DATA LISTING:
········

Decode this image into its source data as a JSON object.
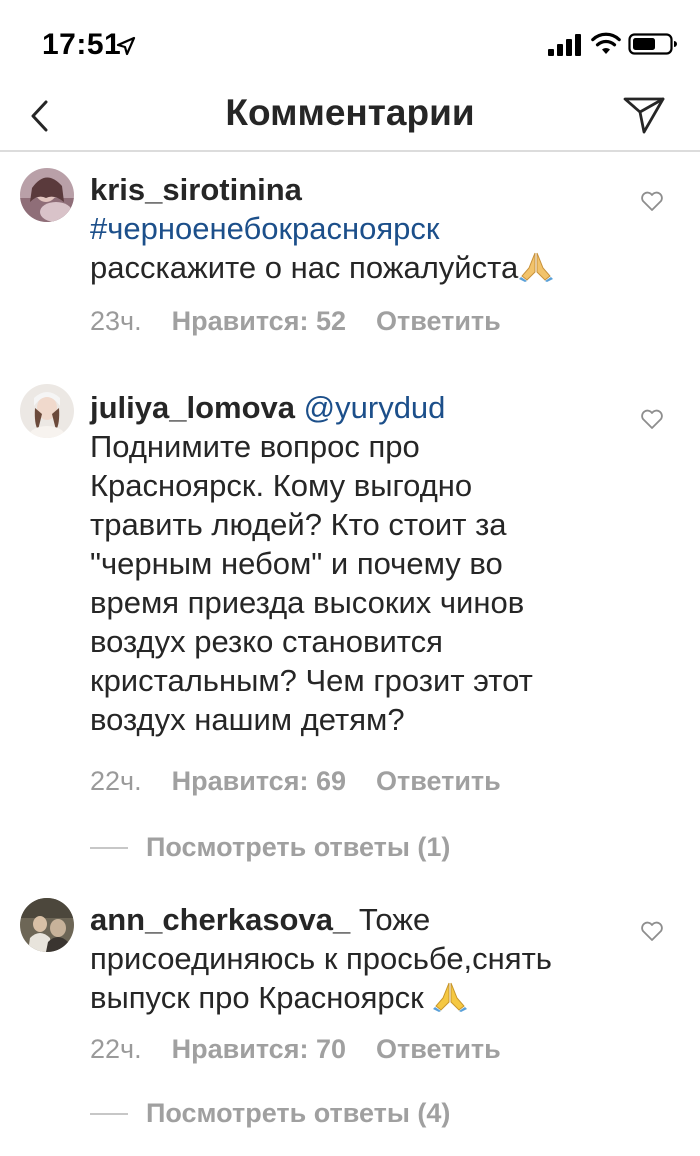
{
  "status_bar": {
    "time": "17:51"
  },
  "nav": {
    "title": "Комментарии"
  },
  "comments": [
    {
      "username": "kris_sirotinina",
      "hashtag": "#черноенебокрасноярск",
      "text": "расскажите о нас пожалуйста",
      "time": "23ч.",
      "likes": "Нравится: 52",
      "reply": "Ответить"
    },
    {
      "username": "juliya_lomova",
      "mention": "@yurydud",
      "lines": [
        "Поднимите вопрос про",
        "Красноярск. Кому выгодно",
        "травить людей? Кто стоит за",
        "\"черным небом\" и почему во",
        "время приезда высоких чинов",
        "воздух резко становится",
        "кристальным? Чем грозит этот",
        "воздух нашим детям?"
      ],
      "time": "22ч.",
      "likes": "Нравится: 69",
      "reply": "Ответить",
      "view_replies": "Посмотреть ответы (1)"
    },
    {
      "username": "ann_cherkasova_",
      "text_first": "Тоже",
      "lines": [
        "присоединяюсь к просьбе,снять",
        "выпуск про Красноярск"
      ],
      "time": "22ч.",
      "likes": "Нравится: 70",
      "reply": "Ответить",
      "view_replies": "Посмотреть ответы (4)"
    }
  ],
  "icons": {
    "back": "chevron-left-icon",
    "share": "paper-plane-icon",
    "like": "heart-icon",
    "emoji": "folded-hands-emoji"
  },
  "colors": {
    "link": "#1c4f8a",
    "meta": "#9a9a9a"
  }
}
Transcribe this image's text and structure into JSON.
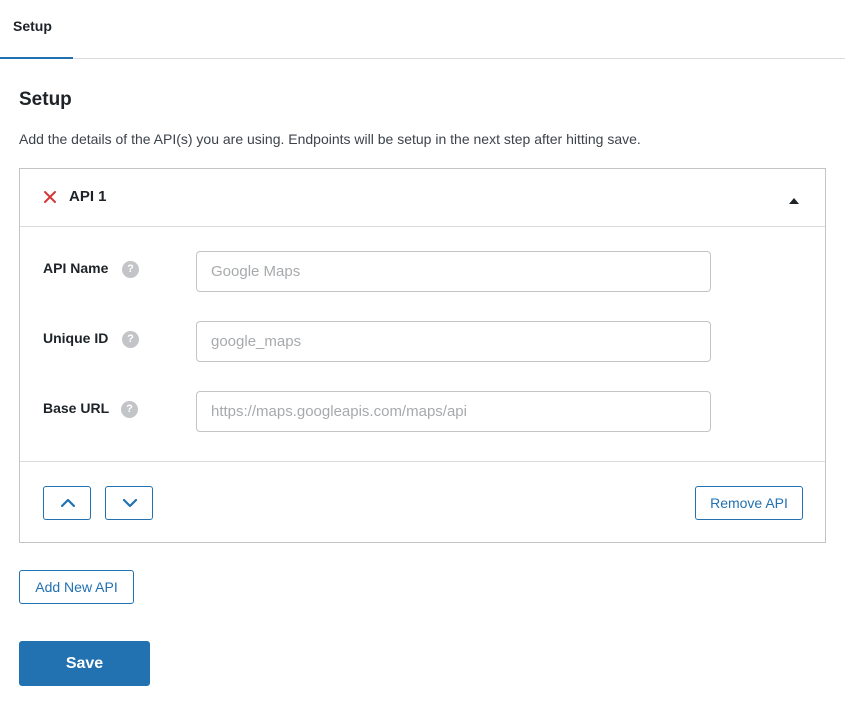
{
  "tabs": [
    {
      "label": "Setup",
      "active": true
    }
  ],
  "page": {
    "title": "Setup",
    "description": "Add the details of the API(s) you are using. Endpoints will be setup in the next step after hitting save."
  },
  "api": {
    "title": "API 1",
    "remove_icon": "close-icon",
    "collapse_icon": "caret-up-icon",
    "fields": [
      {
        "label": "API Name",
        "placeholder": "Google Maps",
        "value": "",
        "help_icon": "help-icon"
      },
      {
        "label": "Unique ID",
        "placeholder": "google_maps",
        "value": "",
        "help_icon": "help-icon"
      },
      {
        "label": "Base URL",
        "placeholder": "https://maps.googleapis.com/maps/api",
        "value": "",
        "help_icon": "help-icon"
      }
    ],
    "help_glyph": "?",
    "move_up_icon": "chevron-up-icon",
    "move_down_icon": "chevron-down-icon",
    "remove_label": "Remove API"
  },
  "actions": {
    "add_label": "Add New API",
    "save_label": "Save"
  },
  "colors": {
    "accent": "#2271b1",
    "danger": "#d63638",
    "border": "#c3c4c7"
  }
}
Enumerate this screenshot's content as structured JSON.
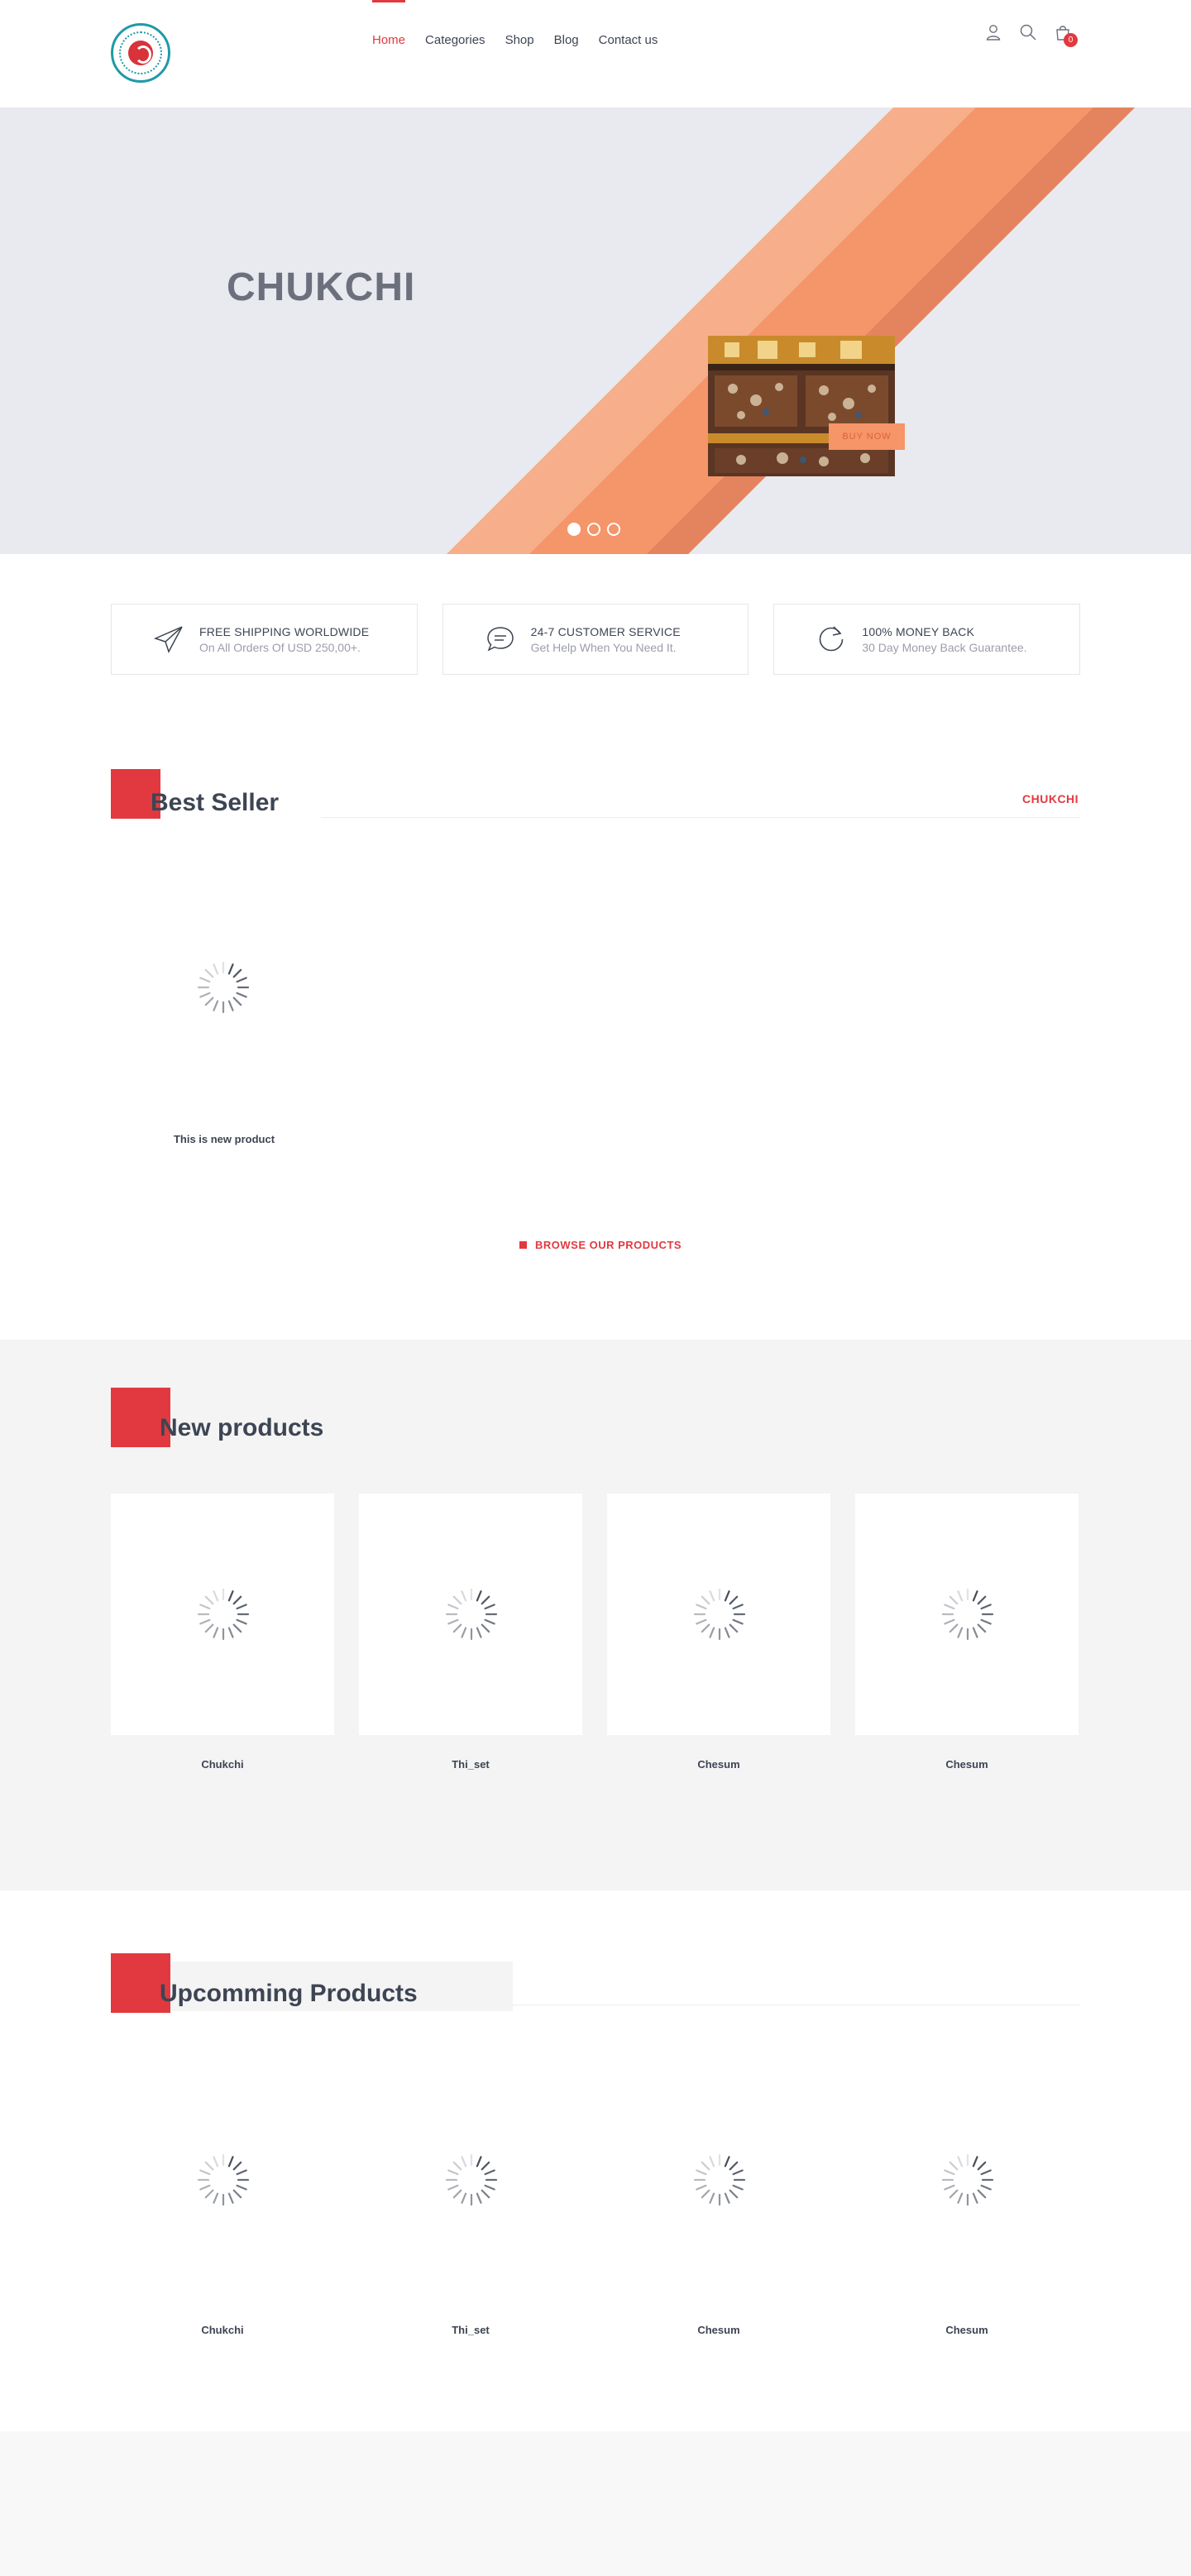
{
  "header": {
    "nav": [
      "Home",
      "Categories",
      "Shop",
      "Blog",
      "Contact us"
    ],
    "active_nav": "Home",
    "cart_count": "0"
  },
  "hero": {
    "title": "CHUKCHI",
    "button": "BUY NOW",
    "slides": 3,
    "active_slide": 1
  },
  "features": [
    {
      "title": "FREE SHIPPING WORLDWIDE",
      "subtitle": "On All Orders Of USD 250,00+.",
      "icon": "paper-plane-icon"
    },
    {
      "title": "24-7 CUSTOMER SERVICE",
      "subtitle": "Get Help When You Need It.",
      "icon": "chat-bubble-icon"
    },
    {
      "title": "100% MONEY BACK",
      "subtitle": "30 Day Money Back Guarantee.",
      "icon": "refresh-icon"
    }
  ],
  "best_seller": {
    "title": "Best Seller",
    "tab": "CHUKCHI",
    "product_name": "This is new product",
    "browse": "BROWSE OUR PRODUCTS"
  },
  "new_products": {
    "title": "New products",
    "items": [
      "Chukchi",
      "Thi_set",
      "Chesum",
      "Chesum"
    ]
  },
  "upcoming": {
    "title": "Upcomming Products",
    "items": [
      "Chukchi",
      "Thi_set",
      "Chesum",
      "Chesum"
    ]
  },
  "colors": {
    "accent": "#e1393f",
    "hero_bg": "#e9e9f0",
    "stripe_light": "#f7ae8b",
    "stripe_mid": "#f5956a",
    "stripe_dark": "#e3845e",
    "section_bg": "#f4f4f5"
  }
}
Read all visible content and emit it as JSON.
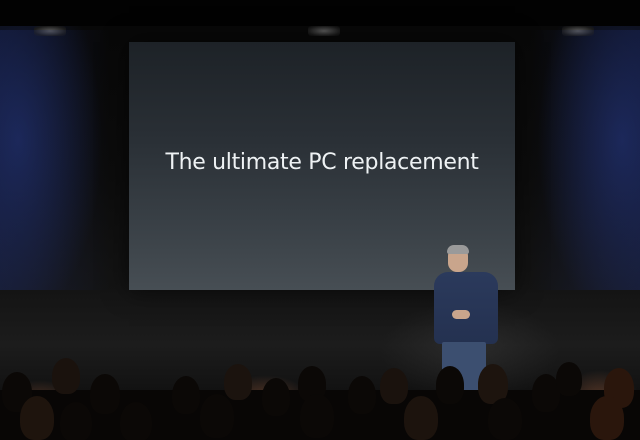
{
  "slide": {
    "title": "The ultimate PC replacement"
  },
  "colors": {
    "screen_top": "#1d2227",
    "screen_bottom": "#474e54",
    "title_text": "#eef2f4",
    "side_glow": "#283c8c",
    "presenter_shirt": "#2b3a5c",
    "presenter_jeans": "#3c4f70"
  }
}
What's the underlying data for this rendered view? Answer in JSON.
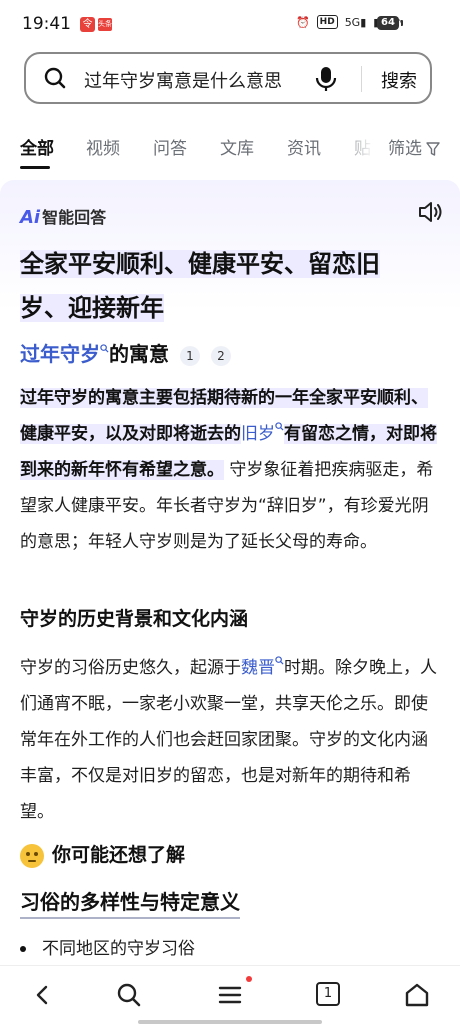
{
  "status": {
    "time": "19:41",
    "notif1": "令",
    "notif2": "头条",
    "hd": "HD",
    "signal": "5G",
    "battery": "64"
  },
  "search": {
    "query": "过年守岁寓意是什么意思",
    "button_label": "搜索"
  },
  "tabs": [
    {
      "label": "全部"
    },
    {
      "label": "视频"
    },
    {
      "label": "问答"
    },
    {
      "label": "文库"
    },
    {
      "label": "资讯"
    },
    {
      "label": "贴"
    }
  ],
  "filter_label": "筛选",
  "ai_card": {
    "badge": "智能回答",
    "badge_ai": "Ai",
    "title_line1": "全家平安顺利、健康平安、留恋旧",
    "title_line2": "岁、迎接新年",
    "subhead_link": "过年守岁",
    "subhead_rest": "的寓意",
    "refs": [
      "1",
      "2"
    ],
    "p1_bold_a": "过年守岁的寓意主要包括期待新的一年全家平安顺利、健康平安，以及对即将逝去的",
    "p1_link": "旧岁",
    "p1_bold_b": "有留恋之情，对即将到来的新年怀有希望之意。",
    "p1_rest": "守岁象征着把疾病驱走，希望家人健康平安。年长者守岁为“辞旧岁”，有珍爱光阴的意思；年轻人守岁则是为了延长父母的寿命。",
    "section_title": "守岁的历史背景和文化内涵",
    "p2_a": "守岁的习俗历史悠久，起源于",
    "p2_link": "魏晋",
    "p2_b": "时期。除夕晚上，人们通宵不眠，一家老小欢聚一堂，共享天伦之乐。即使常年在外工作的人们也会赶回家团聚。守岁的文化内涵丰富，不仅是对旧岁的留恋，也是对新年的期待和希望。",
    "maybe_title": "你可能还想了解",
    "topic_title": "习俗的多样性与特定意义",
    "bullet": "不同地区的守岁习俗"
  },
  "bottom_nav": {
    "tabs_count": "1"
  },
  "colors": {
    "link": "#3a5ccc",
    "highlight": "#ecebff",
    "accent": "#4a5ae8"
  }
}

········

TASK GOAL:
Copy out each line exactly, without the pictures.

RESULT FOR THIS EXERCISE:
Decode this image into its source data as a JSON object.
{
  "status_bar": {
    "time": "17:51"
  },
  "nav": {
    "title": "Комментарии"
  },
  "comments": [
    {
      "username": "kris_sirotinina",
      "hashtag": "#черноенебокрасноярск",
      "text": "расскажите о нас пожалуйста",
      "time": "23ч.",
      "likes": "Нравится: 52",
      "reply": "Ответить"
    },
    {
      "username": "juliya_lomova",
      "mention": "@yurydud",
      "lines": [
        "Поднимите вопрос про",
        "Красноярск. Кому выгодно",
        "травить людей? Кто стоит за",
        "\"черным небом\" и почему во",
        "время приезда высоких чинов",
        "воздух резко становится",
        "кристальным? Чем грозит этот",
        "воздух нашим детям?"
      ],
      "time": "22ч.",
      "likes": "Нравится: 69",
      "reply": "Ответить",
      "view_replies": "Посмотреть ответы (1)"
    },
    {
      "username": "ann_cherkasova_",
      "text_first": "Тоже",
      "lines": [
        "присоединяюсь к просьбе,снять",
        "выпуск про Красноярск"
      ],
      "time": "22ч.",
      "likes": "Нравится: 70",
      "reply": "Ответить",
      "view_replies": "Посмотреть ответы (4)"
    }
  ],
  "icons": {
    "back": "chevron-left-icon",
    "share": "paper-plane-icon",
    "like": "heart-icon",
    "emoji": "folded-hands-emoji"
  },
  "colors": {
    "link": "#1c4f8a",
    "meta": "#9a9a9a"
  }
}
Transcribe this image's text and structure into JSON.
{
  "tabs": [
    {
      "label": "Setup",
      "active": true
    }
  ],
  "page": {
    "title": "Setup",
    "description": "Add the details of the API(s) you are using. Endpoints will be setup in the next step after hitting save."
  },
  "api": {
    "title": "API 1",
    "remove_icon": "close-icon",
    "collapse_icon": "caret-up-icon",
    "fields": [
      {
        "label": "API Name",
        "placeholder": "Google Maps",
        "value": "",
        "help_icon": "help-icon"
      },
      {
        "label": "Unique ID",
        "placeholder": "google_maps",
        "value": "",
        "help_icon": "help-icon"
      },
      {
        "label": "Base URL",
        "placeholder": "https://maps.googleapis.com/maps/api",
        "value": "",
        "help_icon": "help-icon"
      }
    ],
    "help_glyph": "?",
    "move_up_icon": "chevron-up-icon",
    "move_down_icon": "chevron-down-icon",
    "remove_label": "Remove API"
  },
  "actions": {
    "add_label": "Add New API",
    "save_label": "Save"
  },
  "colors": {
    "accent": "#2271b1",
    "danger": "#d63638",
    "border": "#c3c4c7"
  }
}
Enumerate this screenshot's content as structured JSON.
{
  "header": {
    "nav": [
      "Home",
      "Categories",
      "Shop",
      "Blog",
      "Contact us"
    ],
    "active_nav": "Home",
    "cart_count": "0"
  },
  "hero": {
    "title": "CHUKCHI",
    "button": "BUY NOW",
    "slides": 3,
    "active_slide": 1
  },
  "features": [
    {
      "title": "FREE SHIPPING WORLDWIDE",
      "subtitle": "On All Orders Of USD 250,00+.",
      "icon": "paper-plane-icon"
    },
    {
      "title": "24-7 CUSTOMER SERVICE",
      "subtitle": "Get Help When You Need It.",
      "icon": "chat-bubble-icon"
    },
    {
      "title": "100% MONEY BACK",
      "subtitle": "30 Day Money Back Guarantee.",
      "icon": "refresh-icon"
    }
  ],
  "best_seller": {
    "title": "Best Seller",
    "tab": "CHUKCHI",
    "product_name": "This is new product",
    "browse": "BROWSE OUR PRODUCTS"
  },
  "new_products": {
    "title": "New products",
    "items": [
      "Chukchi",
      "Thi_set",
      "Chesum",
      "Chesum"
    ]
  },
  "upcoming": {
    "title": "Upcomming Products",
    "items": [
      "Chukchi",
      "Thi_set",
      "Chesum",
      "Chesum"
    ]
  },
  "colors": {
    "accent": "#e1393f",
    "hero_bg": "#e9e9f0",
    "stripe_light": "#f7ae8b",
    "stripe_mid": "#f5956a",
    "stripe_dark": "#e3845e",
    "section_bg": "#f4f4f5"
  }
}
Read all visible content and emit it as JSON.
{
  "slide": {
    "title": "The ultimate PC replacement"
  },
  "colors": {
    "screen_top": "#1d2227",
    "screen_bottom": "#474e54",
    "title_text": "#eef2f4",
    "side_glow": "#283c8c",
    "presenter_shirt": "#2b3a5c",
    "presenter_jeans": "#3c4f70"
  }
}
What's the underlying data for this rendered view? Answer in JSON.
{
  "status": {
    "time": "19:41",
    "notif1": "令",
    "notif2": "头条",
    "hd": "HD",
    "signal": "5G",
    "battery": "64"
  },
  "search": {
    "query": "过年守岁寓意是什么意思",
    "button_label": "搜索"
  },
  "tabs": [
    {
      "label": "全部"
    },
    {
      "label": "视频"
    },
    {
      "label": "问答"
    },
    {
      "label": "文库"
    },
    {
      "label": "资讯"
    },
    {
      "label": "贴"
    }
  ],
  "filter_label": "筛选",
  "ai_card": {
    "badge": "智能回答",
    "badge_ai": "Ai",
    "title_line1": "全家平安顺利、健康平安、留恋旧",
    "title_line2": "岁、迎接新年",
    "subhead_link": "过年守岁",
    "subhead_rest": "的寓意",
    "refs": [
      "1",
      "2"
    ],
    "p1_bold_a": "过年守岁的寓意主要包括期待新的一年全家平安顺利、健康平安，以及对即将逝去的",
    "p1_link": "旧岁",
    "p1_bold_b": "有留恋之情，对即将到来的新年怀有希望之意。",
    "p1_rest": "守岁象征着把疾病驱走，希望家人健康平安。年长者守岁为“辞旧岁”，有珍爱光阴的意思；年轻人守岁则是为了延长父母的寿命。",
    "section_title": "守岁的历史背景和文化内涵",
    "p2_a": "守岁的习俗历史悠久，起源于",
    "p2_link": "魏晋",
    "p2_b": "时期。除夕晚上，人们通宵不眠，一家老小欢聚一堂，共享天伦之乐。即使常年在外工作的人们也会赶回家团聚。守岁的文化内涵丰富，不仅是对旧岁的留恋，也是对新年的期待和希望。",
    "maybe_title": "你可能还想了解",
    "topic_title": "习俗的多样性与特定意义",
    "bullet": "不同地区的守岁习俗"
  },
  "bottom_nav": {
    "tabs_count": "1"
  },
  "colors": {
    "link": "#3a5ccc",
    "highlight": "#ecebff",
    "accent": "#4a5ae8"
  }
}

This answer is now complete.